Document:
------------------------

Gold and silver prices ended higher for the second week running, with gold ending $33 (1.9%) higher and silver finishing the week 70 cents (2.8%) higher. As a result of silver’s relative outperformance, the silver/gold price ratio tightened in by more than half a point to 68.3 to 1, still stuck in a three-month trading range bounded by 70 to 1 and 65 to 1, but down from the remarkable (and never to be seen again) level of 125 to 1 set just over a year ago.

For gold, it was the highest weekly close in 8 weeks, while it was the highest weekly close for silver in 4 weeks. All things considered, while the up move was certainly expected based upon the COMEX market structures in each metal and the flow of news (including reports of China clearing the way for more gold imports), the higher prices to this point are still somewhat tentative.

Putting on my amateur technical analyst’s hat, gold is now up by a hundred dollars from what looks like to be an important double-bottom of the past two months and did manage to penetrate its 50-day moving average for the first time in months, but still has another $30 and $80 to go before upwardly penetrating its key 100-day and 200-day moving averages, respectively. Still, every journey begins with a single step.

Silver prices are now more than two dollars above the lows of a couple of weeks ago and above two of its three key moving averages and did trade for a while above the remaining key 50-day moving average early yesterday before closing around ten cents below that level. The difference between the gold and silver moving average configurations is that the deeper price correction in gold has resulted in a much wider ($100) range in gold’s three key moving averages, while the range in silver is only a dollar.

Sticking with the technical analysis theme, the price move-up over the past few days has undoubtedly resulted in market structure deterioration, aka commercial selling, as must be expected. But the good news is that important deterioration -evidenced by a marked increase in concentrated short selling – was not present as of Tuesday as indicated in yesterday’s new COT report. In fact, there was an actual overall improvement in gold and while there was commercial net selling in silver, it was not (yet) of the dreaded type of sharply increased short selling by the 4 largest commercial crooks on the COMEX.

------------------------

Items:
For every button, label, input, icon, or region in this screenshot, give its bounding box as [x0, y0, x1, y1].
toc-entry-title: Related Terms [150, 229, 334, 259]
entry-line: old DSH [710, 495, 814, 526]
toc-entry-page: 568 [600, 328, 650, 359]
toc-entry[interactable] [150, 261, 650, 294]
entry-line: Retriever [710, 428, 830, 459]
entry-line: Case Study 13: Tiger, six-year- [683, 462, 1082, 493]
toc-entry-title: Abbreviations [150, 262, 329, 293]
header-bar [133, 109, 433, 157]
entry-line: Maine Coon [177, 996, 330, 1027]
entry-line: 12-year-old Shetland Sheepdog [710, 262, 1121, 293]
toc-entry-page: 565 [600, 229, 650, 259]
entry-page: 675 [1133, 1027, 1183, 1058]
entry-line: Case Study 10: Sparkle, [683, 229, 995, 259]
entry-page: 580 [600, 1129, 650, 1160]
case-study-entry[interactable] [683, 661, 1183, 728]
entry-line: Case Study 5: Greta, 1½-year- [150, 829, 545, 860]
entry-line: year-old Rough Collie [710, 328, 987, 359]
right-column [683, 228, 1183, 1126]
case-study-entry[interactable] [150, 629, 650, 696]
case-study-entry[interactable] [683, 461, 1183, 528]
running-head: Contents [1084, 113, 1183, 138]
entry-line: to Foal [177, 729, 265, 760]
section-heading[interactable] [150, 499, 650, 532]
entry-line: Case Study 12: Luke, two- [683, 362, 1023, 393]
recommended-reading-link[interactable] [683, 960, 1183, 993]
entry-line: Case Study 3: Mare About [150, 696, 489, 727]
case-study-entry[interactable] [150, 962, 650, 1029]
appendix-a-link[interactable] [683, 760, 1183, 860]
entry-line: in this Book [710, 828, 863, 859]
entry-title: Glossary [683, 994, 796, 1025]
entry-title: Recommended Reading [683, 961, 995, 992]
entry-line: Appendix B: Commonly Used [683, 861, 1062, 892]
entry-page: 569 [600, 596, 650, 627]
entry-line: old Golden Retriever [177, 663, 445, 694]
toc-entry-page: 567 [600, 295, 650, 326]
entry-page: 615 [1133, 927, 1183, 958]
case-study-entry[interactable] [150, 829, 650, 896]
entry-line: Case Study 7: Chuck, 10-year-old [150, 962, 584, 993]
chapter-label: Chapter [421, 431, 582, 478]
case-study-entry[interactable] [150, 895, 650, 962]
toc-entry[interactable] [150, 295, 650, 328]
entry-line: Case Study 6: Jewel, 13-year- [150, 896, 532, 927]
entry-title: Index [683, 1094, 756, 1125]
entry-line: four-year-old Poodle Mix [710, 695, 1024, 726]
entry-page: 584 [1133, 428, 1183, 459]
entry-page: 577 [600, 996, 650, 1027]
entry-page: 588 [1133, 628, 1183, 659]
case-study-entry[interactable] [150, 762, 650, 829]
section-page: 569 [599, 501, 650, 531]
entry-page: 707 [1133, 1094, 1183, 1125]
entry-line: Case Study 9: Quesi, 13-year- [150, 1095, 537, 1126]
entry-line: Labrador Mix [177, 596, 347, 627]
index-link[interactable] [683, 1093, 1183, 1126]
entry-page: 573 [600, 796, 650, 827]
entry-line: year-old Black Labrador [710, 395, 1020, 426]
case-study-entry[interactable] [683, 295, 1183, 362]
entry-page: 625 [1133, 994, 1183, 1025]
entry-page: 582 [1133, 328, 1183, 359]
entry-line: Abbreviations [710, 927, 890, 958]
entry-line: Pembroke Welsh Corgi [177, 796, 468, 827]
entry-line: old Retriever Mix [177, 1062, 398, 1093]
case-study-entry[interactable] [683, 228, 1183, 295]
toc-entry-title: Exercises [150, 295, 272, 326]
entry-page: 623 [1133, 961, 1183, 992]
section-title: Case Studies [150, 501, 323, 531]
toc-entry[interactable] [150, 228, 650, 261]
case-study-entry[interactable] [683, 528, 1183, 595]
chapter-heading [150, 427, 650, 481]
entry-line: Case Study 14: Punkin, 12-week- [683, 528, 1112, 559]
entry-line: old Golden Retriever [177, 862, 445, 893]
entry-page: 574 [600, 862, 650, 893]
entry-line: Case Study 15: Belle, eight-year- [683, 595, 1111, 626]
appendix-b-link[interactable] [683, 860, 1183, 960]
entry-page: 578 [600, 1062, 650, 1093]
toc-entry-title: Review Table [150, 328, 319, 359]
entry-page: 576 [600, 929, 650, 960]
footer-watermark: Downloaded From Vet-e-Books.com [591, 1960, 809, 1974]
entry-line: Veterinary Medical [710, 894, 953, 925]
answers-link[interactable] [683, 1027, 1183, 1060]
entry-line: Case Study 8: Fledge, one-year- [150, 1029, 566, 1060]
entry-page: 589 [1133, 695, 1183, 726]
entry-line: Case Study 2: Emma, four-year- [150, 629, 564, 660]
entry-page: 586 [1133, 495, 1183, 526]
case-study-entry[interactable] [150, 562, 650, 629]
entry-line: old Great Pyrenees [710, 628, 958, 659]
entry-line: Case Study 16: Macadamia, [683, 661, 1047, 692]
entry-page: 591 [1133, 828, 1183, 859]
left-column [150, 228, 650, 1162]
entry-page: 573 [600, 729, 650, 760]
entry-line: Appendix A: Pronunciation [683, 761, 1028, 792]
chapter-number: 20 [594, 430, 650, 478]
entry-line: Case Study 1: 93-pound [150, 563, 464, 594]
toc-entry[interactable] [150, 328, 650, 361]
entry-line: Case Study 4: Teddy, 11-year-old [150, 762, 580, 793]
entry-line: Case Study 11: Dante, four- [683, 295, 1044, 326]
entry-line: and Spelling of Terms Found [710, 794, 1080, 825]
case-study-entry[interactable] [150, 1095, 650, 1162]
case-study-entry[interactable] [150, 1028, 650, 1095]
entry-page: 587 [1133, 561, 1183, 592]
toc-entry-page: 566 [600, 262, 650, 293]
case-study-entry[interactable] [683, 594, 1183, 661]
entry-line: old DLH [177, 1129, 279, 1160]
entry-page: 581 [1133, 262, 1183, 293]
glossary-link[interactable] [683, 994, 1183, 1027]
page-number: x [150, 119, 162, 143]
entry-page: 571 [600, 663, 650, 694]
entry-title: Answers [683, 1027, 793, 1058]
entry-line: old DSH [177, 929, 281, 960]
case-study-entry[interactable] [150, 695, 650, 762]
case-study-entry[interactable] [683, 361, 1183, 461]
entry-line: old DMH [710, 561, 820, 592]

------------------------

To do:
**A)** Repeat the records line for line, beginning with their first line and stopping after the line that contains "section-heading[interactable] [150, 499, 650, 532]", including that line.
**B)** Continue the commentary on gold and silver prices from its last sentence.

Answers in order:
**A)**
For every button, label, input, icon, or region in this screenshot, give its bounding box as [x0, y0, x1, y1].
toc-entry-title: Related Terms [150, 229, 334, 259]
entry-line: old DSH [710, 495, 814, 526]
toc-entry-page: 568 [600, 328, 650, 359]
toc-entry[interactable] [150, 261, 650, 294]
entry-line: Retriever [710, 428, 830, 459]
entry-line: Case Study 13: Tiger, six-year- [683, 462, 1082, 493]
toc-entry-title: Abbreviations [150, 262, 329, 293]
header-bar [133, 109, 433, 157]
entry-line: Maine Coon [177, 996, 330, 1027]
entry-line: 12-year-old Shetland Sheepdog [710, 262, 1121, 293]
toc-entry-page: 565 [600, 229, 650, 259]
entry-page: 675 [1133, 1027, 1183, 1058]
entry-line: Case Study 10: Sparkle, [683, 229, 995, 259]
entry-page: 580 [600, 1129, 650, 1160]
case-study-entry[interactable] [683, 661, 1183, 728]
entry-line: Case Study 5: Greta, 1½-year- [150, 829, 545, 860]
entry-line: year-old Rough Collie [710, 328, 987, 359]
right-column [683, 228, 1183, 1126]
case-study-entry[interactable] [150, 629, 650, 696]
case-study-entry[interactable] [683, 461, 1183, 528]
running-head: Contents [1084, 113, 1183, 138]
entry-line: to Foal [177, 729, 265, 760]
section-heading[interactable] [150, 499, 650, 532]

**B)**
However, sharp increases in total open interest since Tuesday’s cutoff does bring the fear and expectation that the 4 big shorts, particularly in silver, have reverted to their evil ways of adding shorts to cap and contain prices, but let’s not succumb to the fear of what may or may not be, as we won’t know for sure until next week’s COT report. And while total open interest is up sharply since the Tuesday cutoff, particularly in gold, I was somewhat relieved to see only a moderate increase in gold for yesterday’s trading and an actual decline in total silver open interest for the day.

I am girding for evidence in coming COT reports that the 4 big silver shorts have added aggressively to their existing short positions, clear proof that these market criminals are continuing to suppress and manipulate prices, and I will admit to being wrong (again) about my expectations as and when that occurs, but, mercifully, there was no indication of that in yesterday’s report.  Having been married for most of my adult life, I am quite accustomed to being wrong.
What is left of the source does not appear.